> ASSIGNED TASK:
Each line that contains the word "clone" is to be copied from the records below.

◆ ◆ ◆

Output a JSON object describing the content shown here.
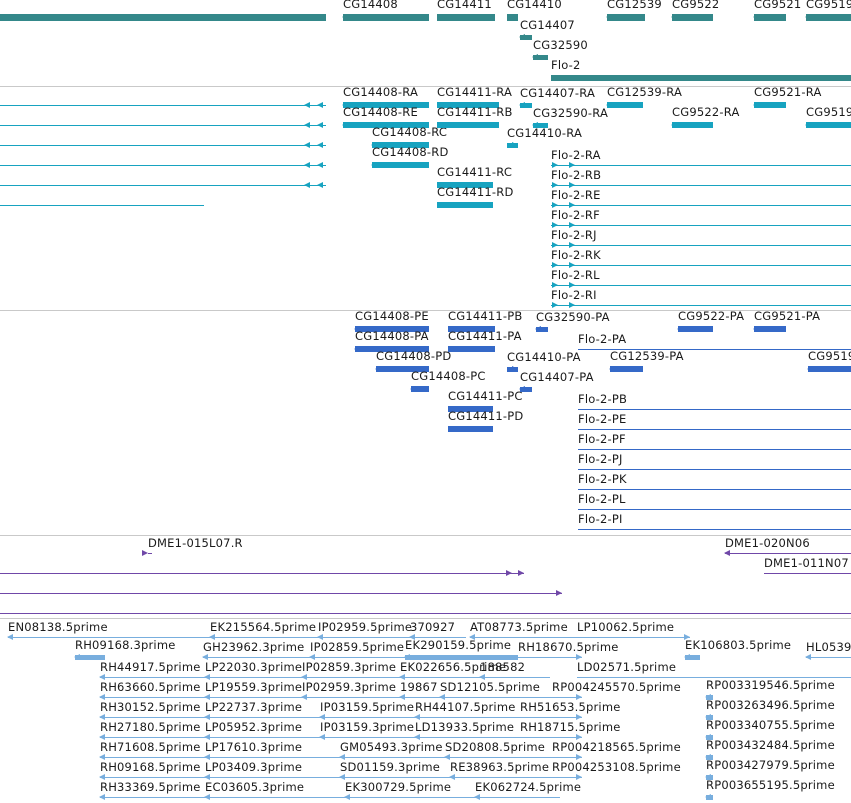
{
  "colors": {
    "gene": "#34888a",
    "transcript": "#17a3c0",
    "protein": "#3569c8",
    "clone": "#7048a8",
    "est": "#78aede",
    "separator": "#c9c9c9"
  },
  "tracks": [
    {
      "name": "gene",
      "color": "gene",
      "items": [
        [
          "",
          -20,
          326,
          17,
          7,
          "r"
        ],
        [
          "CG14408",
          343,
          429,
          17,
          7,
          "l"
        ],
        [
          "CG14411",
          437,
          495,
          17,
          7,
          "r"
        ],
        [
          "CG14410",
          507,
          518,
          17,
          7,
          "r"
        ],
        [
          "CG14407",
          520,
          532,
          37,
          5,
          "l"
        ],
        [
          "CG32590",
          533,
          548,
          57,
          5,
          "l"
        ],
        [
          "Flo-2",
          551,
          860,
          78,
          6,
          "r"
        ],
        [
          "CG12539",
          607,
          645,
          17,
          7,
          "l"
        ],
        [
          "CG9522",
          672,
          713,
          17,
          7,
          "l"
        ],
        [
          "CG9521",
          754,
          786,
          17,
          7,
          "l"
        ],
        [
          "CG9519",
          806,
          860,
          17,
          7,
          "l"
        ]
      ]
    },
    {
      "name": "transcript",
      "color": "transcript",
      "items": [
        [
          "",
          -20,
          326,
          105,
          1,
          "l",
          [
            318,
            305
          ]
        ],
        [
          "",
          -20,
          326,
          125,
          1,
          "l",
          [
            318,
            305
          ]
        ],
        [
          "",
          -20,
          326,
          145,
          1,
          "l",
          [
            318,
            305
          ]
        ],
        [
          "",
          -20,
          326,
          165,
          1,
          "l",
          [
            318,
            305
          ]
        ],
        [
          "",
          -20,
          326,
          185,
          1,
          "l",
          [
            318,
            305
          ]
        ],
        [
          "",
          -20,
          204,
          205,
          1,
          "l"
        ],
        [
          "CG14408-RA",
          343,
          429,
          105,
          6,
          "l"
        ],
        [
          "CG14408-RE",
          343,
          429,
          125,
          6,
          "l"
        ],
        [
          "CG14408-RC",
          372,
          429,
          145,
          6,
          "l"
        ],
        [
          "CG14408-RD",
          372,
          429,
          165,
          6,
          "l"
        ],
        [
          "CG14411-RA",
          437,
          499,
          105,
          6,
          "r"
        ],
        [
          "CG14411-RB",
          437,
          499,
          125,
          6,
          "r"
        ],
        [
          "CG14411-RC",
          437,
          493,
          185,
          6,
          "r"
        ],
        [
          "CG14411-RD",
          437,
          493,
          205,
          6,
          "r"
        ],
        [
          "CG14407-RA",
          520,
          532,
          105,
          5,
          "l"
        ],
        [
          "CG32590-RA",
          533,
          548,
          125,
          5,
          "l"
        ],
        [
          "CG14410-RA",
          507,
          518,
          145,
          5,
          "r"
        ],
        [
          "CG12539-RA",
          607,
          643,
          105,
          6,
          "l"
        ],
        [
          "CG9522-RA",
          672,
          713,
          125,
          6,
          "l"
        ],
        [
          "CG9521-RA",
          754,
          786,
          105,
          6,
          "l"
        ],
        [
          "CG9519",
          806,
          860,
          125,
          6,
          "l"
        ],
        [
          "Flo-2-RA",
          551,
          860,
          165,
          1,
          "r",
          [
            558,
            575
          ]
        ],
        [
          "Flo-2-RB",
          551,
          860,
          185,
          1,
          "r",
          [
            558,
            575
          ]
        ],
        [
          "Flo-2-RE",
          551,
          860,
          205,
          1,
          "r",
          [
            558,
            575
          ]
        ],
        [
          "Flo-2-RF",
          551,
          860,
          225,
          1,
          "r",
          [
            558,
            575
          ]
        ],
        [
          "Flo-2-RJ",
          551,
          860,
          245,
          1,
          "r",
          [
            558,
            575
          ]
        ],
        [
          "Flo-2-RK",
          551,
          860,
          265,
          1,
          "r",
          [
            558,
            575
          ]
        ],
        [
          "Flo-2-RL",
          551,
          860,
          285,
          1,
          "r",
          [
            558,
            575
          ]
        ],
        [
          "Flo-2-RI",
          551,
          860,
          305,
          1,
          "r",
          [
            558,
            575
          ]
        ]
      ]
    },
    {
      "name": "protein",
      "color": "protein",
      "items": [
        [
          "CG14408-PE",
          355,
          429,
          329,
          6,
          "l"
        ],
        [
          "CG14408-PA",
          355,
          429,
          349,
          6,
          "l"
        ],
        [
          "CG14408-PD",
          376,
          429,
          369,
          6,
          "l"
        ],
        [
          "CG14408-PC",
          411,
          429,
          389,
          6,
          "l"
        ],
        [
          "CG14411-PB",
          448,
          495,
          329,
          6,
          "r"
        ],
        [
          "CG14411-PA",
          448,
          495,
          349,
          6,
          "r"
        ],
        [
          "CG14411-PC",
          448,
          493,
          409,
          6,
          "r"
        ],
        [
          "CG14411-PD",
          448,
          493,
          429,
          6,
          "r"
        ],
        [
          "CG32590-PA",
          536,
          548,
          329,
          5,
          "l"
        ],
        [
          "Flo-2-PA",
          578,
          860,
          349,
          1,
          "r"
        ],
        [
          "CG14410-PA",
          507,
          518,
          369,
          5,
          "r"
        ],
        [
          "CG14407-PA",
          520,
          532,
          389,
          5,
          "l"
        ],
        [
          "CG12539-PA",
          610,
          643,
          369,
          6,
          "l"
        ],
        [
          "CG9522-PA",
          678,
          713,
          329,
          6,
          "l"
        ],
        [
          "CG9521-PA",
          754,
          786,
          329,
          6,
          "l"
        ],
        [
          "CG9519",
          808,
          860,
          369,
          6,
          "l"
        ],
        [
          "Flo-2-PB",
          578,
          860,
          409,
          1,
          "r"
        ],
        [
          "Flo-2-PE",
          578,
          860,
          429,
          1,
          "r"
        ],
        [
          "Flo-2-PF",
          578,
          860,
          449,
          1,
          "r"
        ],
        [
          "Flo-2-PJ",
          578,
          860,
          469,
          1,
          "r"
        ],
        [
          "Flo-2-PK",
          578,
          860,
          489,
          1,
          "r"
        ],
        [
          "Flo-2-PL",
          578,
          860,
          509,
          1,
          "r"
        ],
        [
          "Flo-2-PI",
          578,
          860,
          529,
          1,
          "r"
        ]
      ]
    },
    {
      "name": "clone",
      "color": "clone",
      "items": [
        [
          "DME1-015L07.R",
          148,
          152,
          553,
          1,
          "r"
        ],
        [
          "",
          -20,
          524,
          573,
          1,
          "r",
          [
            512
          ]
        ],
        [
          "",
          -20,
          562,
          593,
          1,
          "r"
        ],
        [
          "",
          -20,
          860,
          613,
          1,
          "r"
        ],
        [
          "DME1-020N06",
          725,
          860,
          553,
          1,
          "l"
        ],
        [
          "DME1-011N07",
          764,
          860,
          573,
          1,
          "r"
        ]
      ]
    },
    {
      "name": "est",
      "color": "est",
      "items": [
        [
          "EN08138.5prime",
          8,
          210,
          637,
          1,
          "l"
        ],
        [
          "EK215564.5prime",
          210,
          318,
          637,
          1,
          "l"
        ],
        [
          "IP02959.5prime",
          318,
          410,
          637,
          1,
          "l"
        ],
        [
          "370927",
          410,
          466,
          637,
          1,
          "l"
        ],
        [
          "AT08773.5prime",
          470,
          577,
          637,
          1,
          "l"
        ],
        [
          "LP10062.5prime",
          577,
          690,
          637,
          1,
          "r"
        ],
        [
          "RH09168.3prime",
          75,
          105,
          657,
          5,
          "l"
        ],
        [
          "GH23962.3prime",
          203,
          310,
          657,
          1,
          "l"
        ],
        [
          "IP02859.5prime",
          310,
          405,
          657,
          1,
          "l"
        ],
        [
          "EK290159.5prime",
          405,
          518,
          657,
          5,
          "l"
        ],
        [
          "RH18670.5prime",
          518,
          582,
          657,
          1,
          "r"
        ],
        [
          "EK106803.5prime",
          685,
          700,
          657,
          5,
          "l"
        ],
        [
          "HL0539",
          806,
          860,
          657,
          1,
          "l"
        ],
        [
          "RH44917.5prime",
          100,
          205,
          677,
          1,
          "l"
        ],
        [
          "LP22030.3prime",
          205,
          302,
          677,
          1,
          "l"
        ],
        [
          "IP02859.3prime",
          302,
          400,
          677,
          1,
          "l"
        ],
        [
          "EK022656.5prime",
          400,
          480,
          677,
          1,
          "l"
        ],
        [
          "188582",
          480,
          550,
          677,
          1,
          "l"
        ],
        [
          "LD02571.5prime",
          577,
          860,
          677,
          1,
          "r"
        ],
        [
          "RH63660.5prime",
          100,
          205,
          697,
          1,
          "l"
        ],
        [
          "LP19559.3prime",
          205,
          302,
          697,
          1,
          "l"
        ],
        [
          "IP02959.3prime",
          302,
          400,
          697,
          1,
          "l"
        ],
        [
          "19867",
          400,
          440,
          697,
          1,
          "l"
        ],
        [
          "SD12105.5prime",
          440,
          552,
          697,
          1,
          "l"
        ],
        [
          "RP004245570.5prime",
          552,
          582,
          697,
          1,
          "r"
        ],
        [
          "RP003319546.5prime",
          706,
          713,
          697,
          5,
          "l"
        ],
        [
          "RH30152.5prime",
          100,
          205,
          717,
          1,
          "l"
        ],
        [
          "LP22737.3prime",
          205,
          320,
          717,
          1,
          "l"
        ],
        [
          "IP03159.5prime",
          320,
          415,
          717,
          1,
          "l"
        ],
        [
          "RH44107.5prime",
          415,
          520,
          717,
          1,
          "l"
        ],
        [
          "RH51653.5prime",
          520,
          582,
          717,
          1,
          "r"
        ],
        [
          "RP003263496.5prime",
          706,
          713,
          717,
          5,
          "l"
        ],
        [
          "RH27180.5prime",
          100,
          205,
          737,
          1,
          "l"
        ],
        [
          "LP05952.3prime",
          205,
          320,
          737,
          1,
          "l"
        ],
        [
          "IP03159.3prime",
          320,
          415,
          737,
          1,
          "l"
        ],
        [
          "LD13933.5prime",
          415,
          520,
          737,
          1,
          "l"
        ],
        [
          "RH18715.5prime",
          520,
          582,
          737,
          1,
          "r"
        ],
        [
          "RP003340755.5prime",
          706,
          713,
          737,
          5,
          "l"
        ],
        [
          "RH71608.5prime",
          100,
          205,
          757,
          1,
          "l"
        ],
        [
          "LP17610.3prime",
          205,
          340,
          757,
          1,
          "l"
        ],
        [
          "GM05493.3prime",
          340,
          445,
          757,
          1,
          "l"
        ],
        [
          "SD20808.5prime",
          445,
          552,
          757,
          1,
          "l"
        ],
        [
          "RP004218565.5prime",
          552,
          582,
          757,
          1,
          "r"
        ],
        [
          "RP003432484.5prime",
          706,
          713,
          757,
          5,
          "l"
        ],
        [
          "RH09168.5prime",
          100,
          205,
          777,
          1,
          "l"
        ],
        [
          "LP03409.3prime",
          205,
          340,
          777,
          1,
          "l"
        ],
        [
          "SD01159.3prime",
          340,
          450,
          777,
          1,
          "l"
        ],
        [
          "RE38963.5prime",
          450,
          552,
          777,
          1,
          "l"
        ],
        [
          "RP004253108.5prime",
          552,
          582,
          777,
          1,
          "r"
        ],
        [
          "RP003427979.5prime",
          706,
          713,
          777,
          5,
          "l"
        ],
        [
          "RH33369.5prime",
          100,
          205,
          797,
          1,
          "l"
        ],
        [
          "EC03605.3prime",
          205,
          345,
          797,
          1,
          "l"
        ],
        [
          "EK300729.5prime",
          345,
          475,
          797,
          1,
          "l"
        ],
        [
          "EK062724.5prime",
          475,
          560,
          797,
          1,
          "l"
        ],
        [
          "RP003655195.5prime",
          706,
          713,
          797,
          5,
          "l"
        ]
      ]
    }
  ],
  "separators": [
    86,
    310,
    535,
    618
  ]
}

◆ ◆ ◆

> TASK OUTPUT:
    "clone": "#7048a8",
      "name": "clone",
      "color": "clone",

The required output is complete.